## SHORT PROBLEM
Check each line of the material below, and copy it if it holds the string "messaggio".

## SUPPLIED DATA

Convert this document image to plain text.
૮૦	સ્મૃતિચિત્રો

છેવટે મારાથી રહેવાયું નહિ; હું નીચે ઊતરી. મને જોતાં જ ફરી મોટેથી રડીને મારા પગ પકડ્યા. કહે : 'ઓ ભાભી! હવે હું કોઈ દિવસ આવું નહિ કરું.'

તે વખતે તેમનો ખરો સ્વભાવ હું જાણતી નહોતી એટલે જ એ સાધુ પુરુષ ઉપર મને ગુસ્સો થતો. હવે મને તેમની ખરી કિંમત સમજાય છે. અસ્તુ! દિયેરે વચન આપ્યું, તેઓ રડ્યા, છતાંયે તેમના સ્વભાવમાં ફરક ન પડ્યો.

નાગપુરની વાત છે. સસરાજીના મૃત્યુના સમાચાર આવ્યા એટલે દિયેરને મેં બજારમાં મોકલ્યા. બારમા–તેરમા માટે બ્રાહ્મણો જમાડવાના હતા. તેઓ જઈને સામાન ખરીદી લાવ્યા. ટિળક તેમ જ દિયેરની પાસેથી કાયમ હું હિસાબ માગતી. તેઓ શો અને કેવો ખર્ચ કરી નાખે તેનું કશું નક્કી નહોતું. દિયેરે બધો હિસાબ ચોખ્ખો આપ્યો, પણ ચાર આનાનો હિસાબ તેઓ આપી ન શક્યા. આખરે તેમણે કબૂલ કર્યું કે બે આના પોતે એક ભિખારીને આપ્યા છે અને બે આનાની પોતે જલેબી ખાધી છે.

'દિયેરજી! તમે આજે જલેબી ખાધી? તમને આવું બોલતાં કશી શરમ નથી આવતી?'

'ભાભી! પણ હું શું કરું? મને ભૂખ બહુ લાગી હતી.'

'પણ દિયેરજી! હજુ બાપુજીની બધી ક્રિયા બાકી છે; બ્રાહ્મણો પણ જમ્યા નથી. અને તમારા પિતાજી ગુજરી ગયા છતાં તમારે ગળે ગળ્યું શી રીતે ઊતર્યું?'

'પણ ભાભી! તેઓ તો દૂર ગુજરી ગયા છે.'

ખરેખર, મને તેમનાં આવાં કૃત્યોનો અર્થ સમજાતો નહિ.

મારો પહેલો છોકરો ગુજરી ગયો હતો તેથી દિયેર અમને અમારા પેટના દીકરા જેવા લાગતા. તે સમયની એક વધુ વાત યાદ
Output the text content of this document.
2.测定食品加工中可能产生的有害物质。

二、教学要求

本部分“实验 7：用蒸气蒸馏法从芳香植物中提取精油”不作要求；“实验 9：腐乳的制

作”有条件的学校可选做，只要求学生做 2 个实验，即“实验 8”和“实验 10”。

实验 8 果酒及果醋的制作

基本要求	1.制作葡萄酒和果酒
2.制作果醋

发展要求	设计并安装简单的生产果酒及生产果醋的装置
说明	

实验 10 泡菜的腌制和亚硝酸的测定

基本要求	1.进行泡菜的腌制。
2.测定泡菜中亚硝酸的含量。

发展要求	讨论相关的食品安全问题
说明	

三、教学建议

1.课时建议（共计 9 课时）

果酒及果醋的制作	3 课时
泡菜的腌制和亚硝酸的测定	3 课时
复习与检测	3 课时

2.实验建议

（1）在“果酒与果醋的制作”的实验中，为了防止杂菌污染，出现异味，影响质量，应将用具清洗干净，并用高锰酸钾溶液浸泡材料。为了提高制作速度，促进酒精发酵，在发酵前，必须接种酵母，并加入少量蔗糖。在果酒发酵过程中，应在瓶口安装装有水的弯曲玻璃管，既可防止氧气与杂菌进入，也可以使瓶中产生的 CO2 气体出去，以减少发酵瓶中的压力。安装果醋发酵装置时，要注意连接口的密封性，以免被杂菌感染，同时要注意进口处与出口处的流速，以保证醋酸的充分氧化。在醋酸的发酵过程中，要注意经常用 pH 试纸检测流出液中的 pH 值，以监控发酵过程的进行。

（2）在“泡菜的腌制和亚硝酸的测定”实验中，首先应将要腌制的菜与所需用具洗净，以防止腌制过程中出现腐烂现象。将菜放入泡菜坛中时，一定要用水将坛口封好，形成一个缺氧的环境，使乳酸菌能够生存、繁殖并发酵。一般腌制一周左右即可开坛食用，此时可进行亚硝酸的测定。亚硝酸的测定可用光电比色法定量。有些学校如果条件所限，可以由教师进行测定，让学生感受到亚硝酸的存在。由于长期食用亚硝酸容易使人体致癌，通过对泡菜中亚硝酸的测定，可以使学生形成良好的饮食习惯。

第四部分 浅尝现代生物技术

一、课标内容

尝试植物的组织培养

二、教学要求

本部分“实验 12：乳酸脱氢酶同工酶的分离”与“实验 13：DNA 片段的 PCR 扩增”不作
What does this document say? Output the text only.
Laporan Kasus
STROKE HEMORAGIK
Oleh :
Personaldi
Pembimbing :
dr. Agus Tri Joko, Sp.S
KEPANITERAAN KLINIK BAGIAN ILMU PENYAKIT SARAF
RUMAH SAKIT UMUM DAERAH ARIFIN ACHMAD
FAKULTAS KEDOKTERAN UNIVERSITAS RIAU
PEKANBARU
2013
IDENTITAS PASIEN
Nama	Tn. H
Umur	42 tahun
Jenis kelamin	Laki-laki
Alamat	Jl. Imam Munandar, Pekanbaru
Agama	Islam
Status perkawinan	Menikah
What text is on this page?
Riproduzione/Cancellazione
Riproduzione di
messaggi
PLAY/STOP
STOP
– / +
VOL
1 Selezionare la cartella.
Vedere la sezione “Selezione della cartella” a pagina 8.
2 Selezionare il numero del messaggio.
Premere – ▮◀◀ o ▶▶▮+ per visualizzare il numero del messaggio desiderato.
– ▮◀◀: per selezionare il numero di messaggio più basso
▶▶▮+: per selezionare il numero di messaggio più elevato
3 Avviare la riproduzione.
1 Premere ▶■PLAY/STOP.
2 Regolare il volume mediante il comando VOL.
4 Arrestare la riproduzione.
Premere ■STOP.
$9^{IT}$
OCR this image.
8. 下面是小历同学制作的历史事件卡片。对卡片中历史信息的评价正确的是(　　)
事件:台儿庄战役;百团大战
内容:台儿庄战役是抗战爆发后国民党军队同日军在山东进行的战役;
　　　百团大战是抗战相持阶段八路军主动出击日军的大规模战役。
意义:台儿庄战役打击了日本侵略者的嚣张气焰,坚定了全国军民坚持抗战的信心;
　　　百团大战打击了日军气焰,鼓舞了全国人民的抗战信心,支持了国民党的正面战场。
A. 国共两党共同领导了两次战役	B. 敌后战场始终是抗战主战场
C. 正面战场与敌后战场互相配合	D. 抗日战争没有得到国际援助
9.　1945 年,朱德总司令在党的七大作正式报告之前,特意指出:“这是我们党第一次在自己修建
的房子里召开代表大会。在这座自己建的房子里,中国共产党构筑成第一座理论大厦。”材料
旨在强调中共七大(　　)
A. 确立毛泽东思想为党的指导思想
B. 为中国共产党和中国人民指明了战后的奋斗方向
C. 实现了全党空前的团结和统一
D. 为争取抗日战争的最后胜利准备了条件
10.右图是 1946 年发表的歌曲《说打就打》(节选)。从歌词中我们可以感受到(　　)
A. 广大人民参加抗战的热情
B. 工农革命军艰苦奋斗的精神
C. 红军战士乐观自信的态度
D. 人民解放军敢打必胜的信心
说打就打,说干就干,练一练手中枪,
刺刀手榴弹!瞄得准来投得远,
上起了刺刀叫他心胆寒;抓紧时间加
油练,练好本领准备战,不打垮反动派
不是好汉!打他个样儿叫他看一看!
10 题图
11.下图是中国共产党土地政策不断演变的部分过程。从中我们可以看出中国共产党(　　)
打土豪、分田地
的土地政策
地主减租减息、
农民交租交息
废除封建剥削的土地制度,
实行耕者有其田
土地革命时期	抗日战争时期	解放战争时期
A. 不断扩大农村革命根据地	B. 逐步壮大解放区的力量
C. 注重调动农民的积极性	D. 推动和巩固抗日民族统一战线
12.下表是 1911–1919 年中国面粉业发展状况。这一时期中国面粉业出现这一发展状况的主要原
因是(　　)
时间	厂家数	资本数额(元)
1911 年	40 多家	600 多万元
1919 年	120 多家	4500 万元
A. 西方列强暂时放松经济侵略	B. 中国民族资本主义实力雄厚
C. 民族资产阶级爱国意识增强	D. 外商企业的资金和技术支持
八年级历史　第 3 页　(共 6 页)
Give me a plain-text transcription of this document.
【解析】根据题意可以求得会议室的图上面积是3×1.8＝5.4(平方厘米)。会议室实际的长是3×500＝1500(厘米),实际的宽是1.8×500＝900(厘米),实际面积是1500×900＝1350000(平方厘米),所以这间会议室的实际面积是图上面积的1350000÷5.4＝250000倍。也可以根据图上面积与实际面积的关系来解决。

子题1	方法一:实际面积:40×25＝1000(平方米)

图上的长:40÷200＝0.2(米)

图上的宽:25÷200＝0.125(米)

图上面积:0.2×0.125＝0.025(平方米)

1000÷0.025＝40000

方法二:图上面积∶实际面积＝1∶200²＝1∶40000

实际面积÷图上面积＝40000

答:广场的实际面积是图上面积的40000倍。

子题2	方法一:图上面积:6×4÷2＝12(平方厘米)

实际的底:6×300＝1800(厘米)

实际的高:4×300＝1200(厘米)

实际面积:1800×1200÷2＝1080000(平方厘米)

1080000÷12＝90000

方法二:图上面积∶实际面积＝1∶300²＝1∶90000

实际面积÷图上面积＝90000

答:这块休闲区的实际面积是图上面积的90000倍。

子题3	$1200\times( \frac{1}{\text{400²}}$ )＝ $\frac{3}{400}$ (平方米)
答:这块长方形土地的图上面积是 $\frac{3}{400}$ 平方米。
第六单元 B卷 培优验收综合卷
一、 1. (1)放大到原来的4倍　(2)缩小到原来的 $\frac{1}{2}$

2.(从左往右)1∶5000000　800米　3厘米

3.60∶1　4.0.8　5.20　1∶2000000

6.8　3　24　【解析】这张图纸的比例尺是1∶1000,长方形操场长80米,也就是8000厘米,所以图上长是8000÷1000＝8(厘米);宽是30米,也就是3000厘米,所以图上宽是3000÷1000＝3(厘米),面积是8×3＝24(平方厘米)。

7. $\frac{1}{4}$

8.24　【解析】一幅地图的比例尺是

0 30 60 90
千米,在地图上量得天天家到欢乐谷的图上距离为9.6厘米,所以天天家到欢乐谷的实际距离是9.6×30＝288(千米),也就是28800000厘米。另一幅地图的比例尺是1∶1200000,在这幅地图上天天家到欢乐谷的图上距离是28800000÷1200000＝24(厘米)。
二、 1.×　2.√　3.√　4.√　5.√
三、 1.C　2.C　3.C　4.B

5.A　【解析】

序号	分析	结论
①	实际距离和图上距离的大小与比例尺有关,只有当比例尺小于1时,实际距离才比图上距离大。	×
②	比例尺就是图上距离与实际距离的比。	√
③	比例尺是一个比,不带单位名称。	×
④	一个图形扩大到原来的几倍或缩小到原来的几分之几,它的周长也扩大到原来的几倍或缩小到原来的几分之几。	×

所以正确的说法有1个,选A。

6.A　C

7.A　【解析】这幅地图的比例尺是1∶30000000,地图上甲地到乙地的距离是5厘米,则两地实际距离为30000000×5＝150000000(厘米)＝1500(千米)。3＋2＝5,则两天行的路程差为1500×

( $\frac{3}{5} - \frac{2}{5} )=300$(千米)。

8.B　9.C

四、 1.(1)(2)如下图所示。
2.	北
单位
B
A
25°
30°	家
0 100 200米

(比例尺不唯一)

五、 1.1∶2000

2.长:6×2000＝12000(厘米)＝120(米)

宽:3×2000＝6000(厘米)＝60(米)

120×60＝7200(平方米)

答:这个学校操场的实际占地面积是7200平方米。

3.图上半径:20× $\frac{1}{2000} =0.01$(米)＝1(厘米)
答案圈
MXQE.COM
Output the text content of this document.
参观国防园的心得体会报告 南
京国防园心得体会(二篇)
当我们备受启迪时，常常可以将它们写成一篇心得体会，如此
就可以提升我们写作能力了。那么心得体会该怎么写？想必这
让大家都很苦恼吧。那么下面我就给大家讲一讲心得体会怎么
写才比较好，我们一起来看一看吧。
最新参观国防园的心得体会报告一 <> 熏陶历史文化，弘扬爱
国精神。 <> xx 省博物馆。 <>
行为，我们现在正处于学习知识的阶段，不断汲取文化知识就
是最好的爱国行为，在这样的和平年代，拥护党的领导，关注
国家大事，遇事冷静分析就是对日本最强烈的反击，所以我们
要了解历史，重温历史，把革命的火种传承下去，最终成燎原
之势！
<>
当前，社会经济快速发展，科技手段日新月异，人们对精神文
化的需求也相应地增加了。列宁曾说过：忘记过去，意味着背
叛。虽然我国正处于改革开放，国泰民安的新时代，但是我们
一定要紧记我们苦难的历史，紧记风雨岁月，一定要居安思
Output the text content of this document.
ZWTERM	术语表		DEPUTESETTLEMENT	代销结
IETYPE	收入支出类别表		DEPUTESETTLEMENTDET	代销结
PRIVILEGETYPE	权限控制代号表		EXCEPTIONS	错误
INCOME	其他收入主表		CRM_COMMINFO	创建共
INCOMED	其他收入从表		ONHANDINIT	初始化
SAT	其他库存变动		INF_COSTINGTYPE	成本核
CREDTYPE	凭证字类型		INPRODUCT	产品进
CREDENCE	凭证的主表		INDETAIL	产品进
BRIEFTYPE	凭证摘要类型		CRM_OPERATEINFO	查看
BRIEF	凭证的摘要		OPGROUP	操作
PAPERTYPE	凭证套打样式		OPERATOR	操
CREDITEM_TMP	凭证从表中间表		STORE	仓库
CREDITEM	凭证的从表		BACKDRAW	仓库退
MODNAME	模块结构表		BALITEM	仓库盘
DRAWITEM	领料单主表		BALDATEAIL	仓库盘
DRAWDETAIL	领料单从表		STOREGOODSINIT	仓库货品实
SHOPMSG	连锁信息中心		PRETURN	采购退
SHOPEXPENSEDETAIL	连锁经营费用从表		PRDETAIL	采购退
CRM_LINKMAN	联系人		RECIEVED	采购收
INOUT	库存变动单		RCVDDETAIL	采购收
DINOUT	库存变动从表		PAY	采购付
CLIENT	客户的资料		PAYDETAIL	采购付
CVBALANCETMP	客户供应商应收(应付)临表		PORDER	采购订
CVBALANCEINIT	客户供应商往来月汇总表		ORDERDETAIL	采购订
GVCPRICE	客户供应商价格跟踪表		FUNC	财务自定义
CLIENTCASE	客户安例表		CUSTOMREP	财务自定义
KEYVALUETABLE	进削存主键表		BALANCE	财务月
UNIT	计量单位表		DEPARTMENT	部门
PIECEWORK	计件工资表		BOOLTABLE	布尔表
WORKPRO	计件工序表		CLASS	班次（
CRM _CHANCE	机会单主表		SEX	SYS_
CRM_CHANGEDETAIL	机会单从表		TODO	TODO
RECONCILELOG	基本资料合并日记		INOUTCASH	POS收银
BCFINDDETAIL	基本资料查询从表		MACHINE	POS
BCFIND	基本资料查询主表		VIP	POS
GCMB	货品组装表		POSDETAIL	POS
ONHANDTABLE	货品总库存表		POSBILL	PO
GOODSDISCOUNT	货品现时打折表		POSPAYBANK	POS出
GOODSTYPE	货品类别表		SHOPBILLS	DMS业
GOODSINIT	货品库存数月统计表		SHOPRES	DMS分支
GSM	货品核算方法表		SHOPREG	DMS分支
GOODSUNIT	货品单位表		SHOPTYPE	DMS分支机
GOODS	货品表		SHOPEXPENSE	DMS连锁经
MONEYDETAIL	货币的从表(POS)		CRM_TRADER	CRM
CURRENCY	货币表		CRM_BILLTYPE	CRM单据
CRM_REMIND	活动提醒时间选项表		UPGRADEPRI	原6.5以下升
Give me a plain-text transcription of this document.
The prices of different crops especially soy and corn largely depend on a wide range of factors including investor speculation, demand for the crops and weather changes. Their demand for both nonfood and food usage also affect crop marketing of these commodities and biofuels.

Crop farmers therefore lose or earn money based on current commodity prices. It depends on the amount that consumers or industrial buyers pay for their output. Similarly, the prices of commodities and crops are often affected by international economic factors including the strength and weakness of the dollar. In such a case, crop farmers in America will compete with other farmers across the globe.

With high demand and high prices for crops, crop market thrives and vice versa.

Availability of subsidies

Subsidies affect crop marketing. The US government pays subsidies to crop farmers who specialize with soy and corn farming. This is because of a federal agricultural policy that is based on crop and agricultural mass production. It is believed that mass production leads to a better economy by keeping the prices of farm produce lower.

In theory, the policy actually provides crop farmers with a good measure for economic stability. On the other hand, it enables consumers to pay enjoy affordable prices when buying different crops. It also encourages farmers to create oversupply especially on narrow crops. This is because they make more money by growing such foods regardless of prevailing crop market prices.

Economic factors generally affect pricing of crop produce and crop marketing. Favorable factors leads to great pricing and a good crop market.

## CORRECT RESULT
2 Selezionare il numero del messaggio.
Premere – ▮◀◀ o ▶▶▮+ per visualizzare il numero del messaggio desiderato.
– ▮◀◀: per selezionare il numero di messaggio più basso
▶▶▮+: per selezionare il numero di messaggio più elevato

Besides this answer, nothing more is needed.